'''

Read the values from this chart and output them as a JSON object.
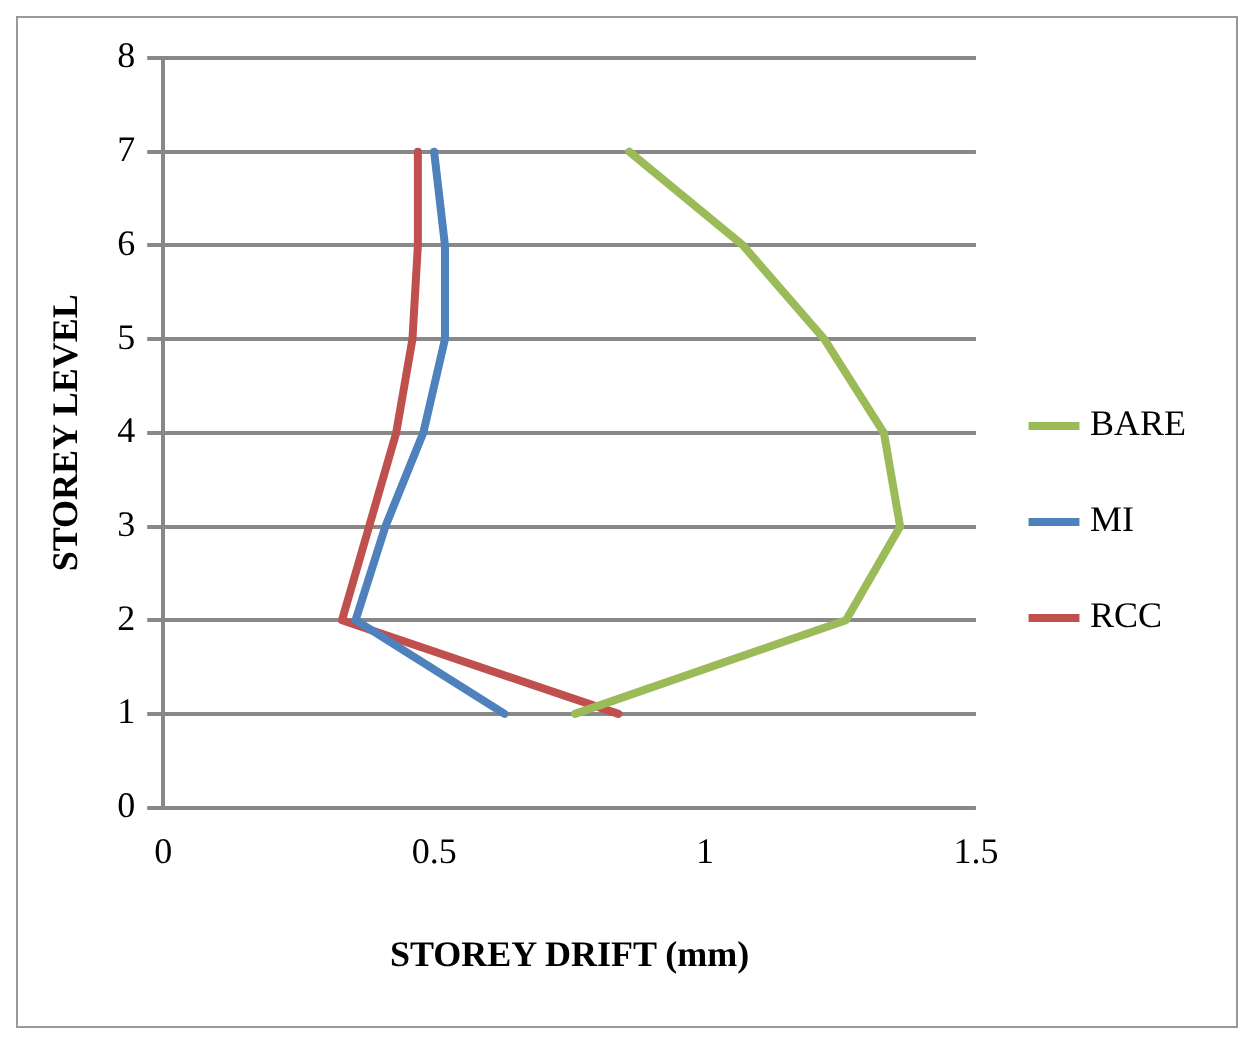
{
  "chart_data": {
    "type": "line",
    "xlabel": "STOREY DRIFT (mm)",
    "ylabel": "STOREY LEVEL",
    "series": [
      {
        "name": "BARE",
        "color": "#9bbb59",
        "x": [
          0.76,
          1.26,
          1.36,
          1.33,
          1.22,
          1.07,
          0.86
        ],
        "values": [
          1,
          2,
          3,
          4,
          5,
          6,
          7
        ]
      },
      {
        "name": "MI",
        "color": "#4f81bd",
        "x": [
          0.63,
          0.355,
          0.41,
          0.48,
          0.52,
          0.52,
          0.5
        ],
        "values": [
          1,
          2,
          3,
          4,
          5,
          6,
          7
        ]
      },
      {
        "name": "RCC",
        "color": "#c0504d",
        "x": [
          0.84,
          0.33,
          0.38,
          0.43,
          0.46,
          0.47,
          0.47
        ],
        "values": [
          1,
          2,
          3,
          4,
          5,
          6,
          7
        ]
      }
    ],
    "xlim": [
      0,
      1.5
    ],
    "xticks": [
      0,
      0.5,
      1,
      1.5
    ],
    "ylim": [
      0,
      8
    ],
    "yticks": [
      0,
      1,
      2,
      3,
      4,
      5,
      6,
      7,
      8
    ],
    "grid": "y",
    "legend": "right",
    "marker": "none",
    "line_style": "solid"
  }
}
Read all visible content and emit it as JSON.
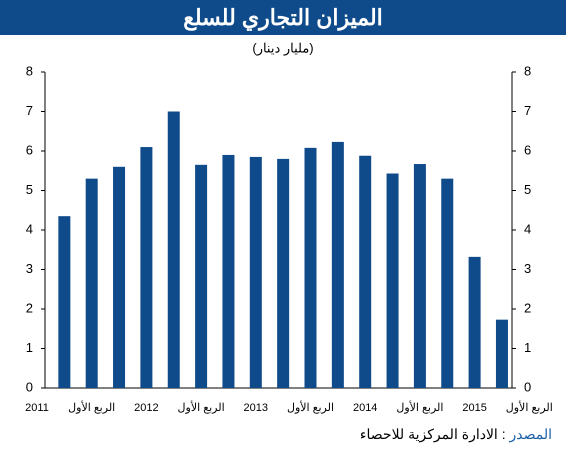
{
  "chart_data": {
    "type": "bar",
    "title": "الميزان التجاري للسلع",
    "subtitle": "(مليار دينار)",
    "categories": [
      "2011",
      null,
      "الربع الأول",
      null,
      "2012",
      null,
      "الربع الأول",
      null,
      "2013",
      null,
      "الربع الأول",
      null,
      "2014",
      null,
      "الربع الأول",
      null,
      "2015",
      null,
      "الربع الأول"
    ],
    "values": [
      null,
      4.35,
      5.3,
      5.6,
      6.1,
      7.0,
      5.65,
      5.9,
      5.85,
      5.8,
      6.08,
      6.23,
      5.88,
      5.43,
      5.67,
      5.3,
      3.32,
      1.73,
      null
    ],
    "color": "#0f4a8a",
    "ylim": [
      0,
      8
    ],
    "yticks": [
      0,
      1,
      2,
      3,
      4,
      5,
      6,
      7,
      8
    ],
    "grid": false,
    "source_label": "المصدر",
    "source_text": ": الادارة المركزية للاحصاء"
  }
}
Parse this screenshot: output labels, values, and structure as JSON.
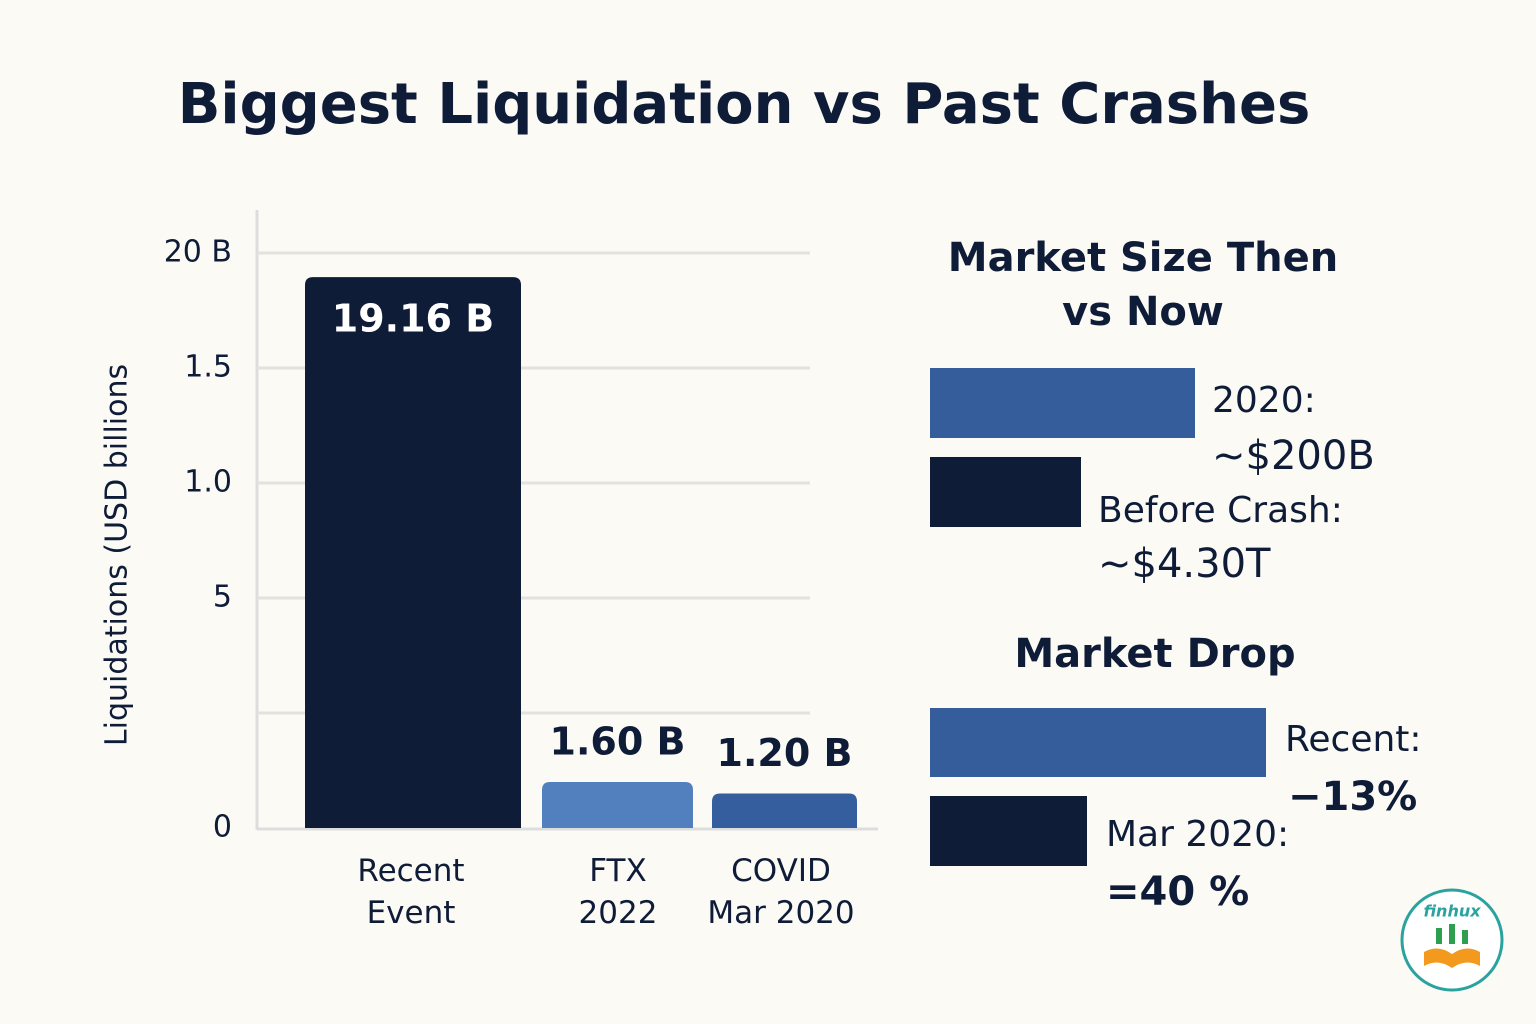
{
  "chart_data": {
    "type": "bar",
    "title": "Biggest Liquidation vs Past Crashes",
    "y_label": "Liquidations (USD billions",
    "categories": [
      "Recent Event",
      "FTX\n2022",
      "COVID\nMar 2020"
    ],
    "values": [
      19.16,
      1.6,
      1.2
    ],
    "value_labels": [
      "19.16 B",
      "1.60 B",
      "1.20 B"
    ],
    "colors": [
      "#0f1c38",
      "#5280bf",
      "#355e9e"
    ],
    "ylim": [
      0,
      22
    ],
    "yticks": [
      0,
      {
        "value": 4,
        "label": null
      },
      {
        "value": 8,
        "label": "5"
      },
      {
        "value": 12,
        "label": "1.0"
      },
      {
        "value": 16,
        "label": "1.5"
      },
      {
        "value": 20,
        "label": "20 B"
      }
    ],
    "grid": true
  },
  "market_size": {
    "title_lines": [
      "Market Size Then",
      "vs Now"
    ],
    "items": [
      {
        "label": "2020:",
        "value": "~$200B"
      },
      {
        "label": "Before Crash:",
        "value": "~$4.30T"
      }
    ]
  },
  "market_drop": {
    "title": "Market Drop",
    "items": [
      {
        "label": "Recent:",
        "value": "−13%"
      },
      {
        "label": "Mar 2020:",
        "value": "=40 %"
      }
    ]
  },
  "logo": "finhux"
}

'''
'''

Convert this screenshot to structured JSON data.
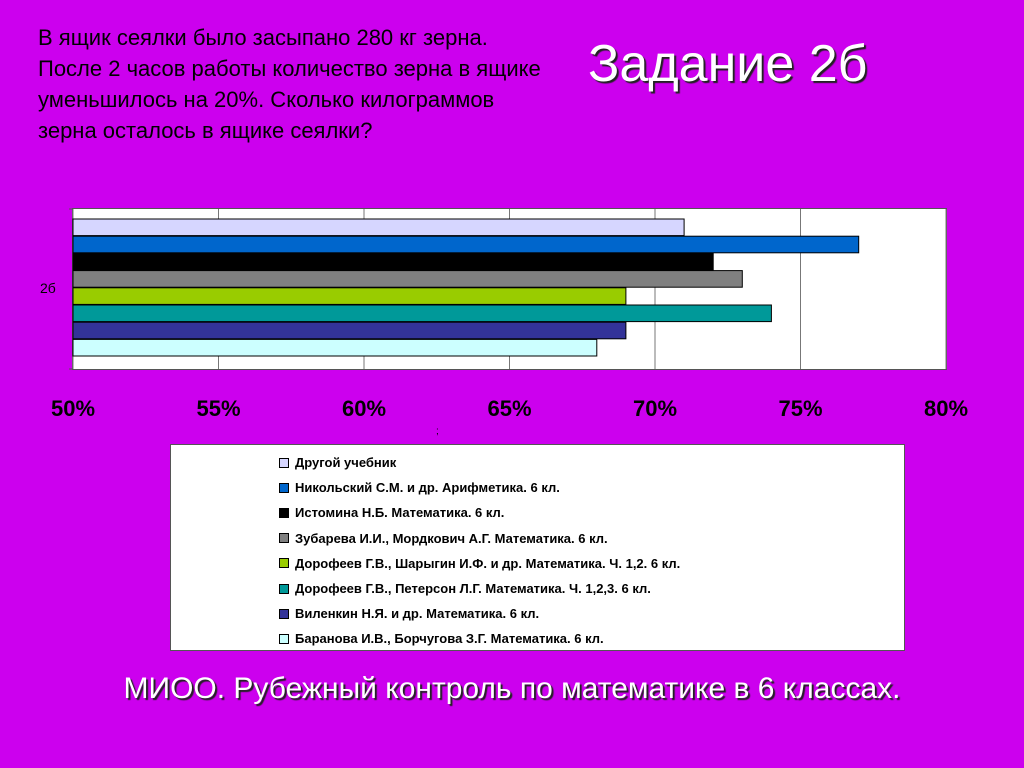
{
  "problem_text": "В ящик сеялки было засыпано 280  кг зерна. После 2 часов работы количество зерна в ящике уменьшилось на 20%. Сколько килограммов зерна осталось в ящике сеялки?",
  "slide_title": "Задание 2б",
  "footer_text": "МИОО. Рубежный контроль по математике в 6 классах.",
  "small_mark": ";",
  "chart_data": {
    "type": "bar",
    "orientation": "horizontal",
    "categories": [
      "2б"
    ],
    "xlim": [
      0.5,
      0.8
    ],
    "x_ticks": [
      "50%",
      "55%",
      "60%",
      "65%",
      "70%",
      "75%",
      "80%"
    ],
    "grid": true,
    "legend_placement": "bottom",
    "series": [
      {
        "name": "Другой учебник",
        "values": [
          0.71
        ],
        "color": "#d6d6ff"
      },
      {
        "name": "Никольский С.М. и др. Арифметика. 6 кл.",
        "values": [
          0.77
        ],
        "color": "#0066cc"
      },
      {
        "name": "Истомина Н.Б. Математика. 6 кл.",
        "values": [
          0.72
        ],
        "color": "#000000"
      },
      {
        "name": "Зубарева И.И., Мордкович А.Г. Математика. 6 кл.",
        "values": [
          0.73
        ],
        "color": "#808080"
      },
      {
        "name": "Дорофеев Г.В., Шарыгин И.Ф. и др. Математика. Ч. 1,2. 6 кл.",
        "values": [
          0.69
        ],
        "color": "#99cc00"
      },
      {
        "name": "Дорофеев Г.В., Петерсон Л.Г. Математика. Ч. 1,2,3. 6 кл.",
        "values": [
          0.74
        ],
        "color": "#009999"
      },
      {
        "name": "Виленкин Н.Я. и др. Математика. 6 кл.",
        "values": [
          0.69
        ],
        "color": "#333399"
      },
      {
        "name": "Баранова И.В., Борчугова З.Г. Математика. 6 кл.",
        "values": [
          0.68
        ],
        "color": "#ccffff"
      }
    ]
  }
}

'''
'''

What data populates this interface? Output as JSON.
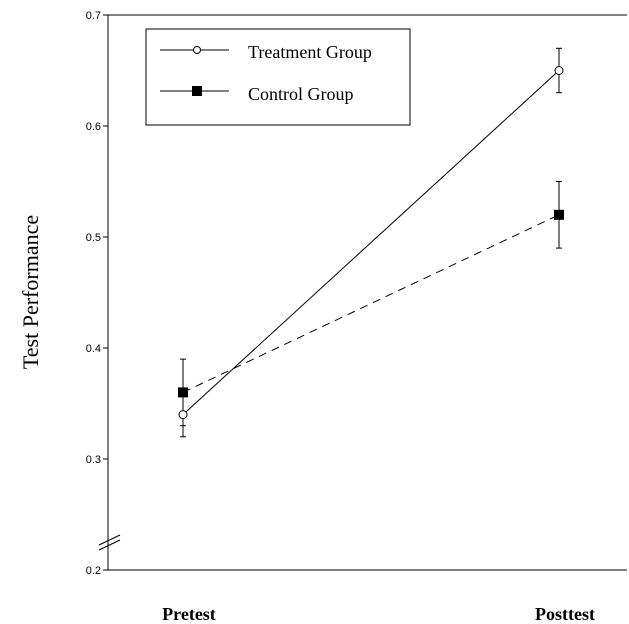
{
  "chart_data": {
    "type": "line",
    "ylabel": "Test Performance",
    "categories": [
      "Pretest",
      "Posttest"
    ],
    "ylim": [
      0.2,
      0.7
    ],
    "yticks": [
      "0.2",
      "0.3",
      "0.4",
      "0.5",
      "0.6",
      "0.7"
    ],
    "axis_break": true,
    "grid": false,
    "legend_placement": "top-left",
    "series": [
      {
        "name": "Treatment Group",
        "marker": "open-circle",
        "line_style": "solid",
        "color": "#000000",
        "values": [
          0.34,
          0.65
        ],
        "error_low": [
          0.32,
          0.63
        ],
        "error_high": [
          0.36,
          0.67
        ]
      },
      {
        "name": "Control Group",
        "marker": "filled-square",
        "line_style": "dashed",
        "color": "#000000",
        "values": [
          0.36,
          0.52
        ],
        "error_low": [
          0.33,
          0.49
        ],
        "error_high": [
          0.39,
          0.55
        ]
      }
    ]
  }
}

'''

= SET EXERCISE =
Copy out each line of the data containing the string "marker".

= EXERCISE RESPONSE =
    "marker": "none",
        "marker": "open-circle",
        "marker": "filled-square",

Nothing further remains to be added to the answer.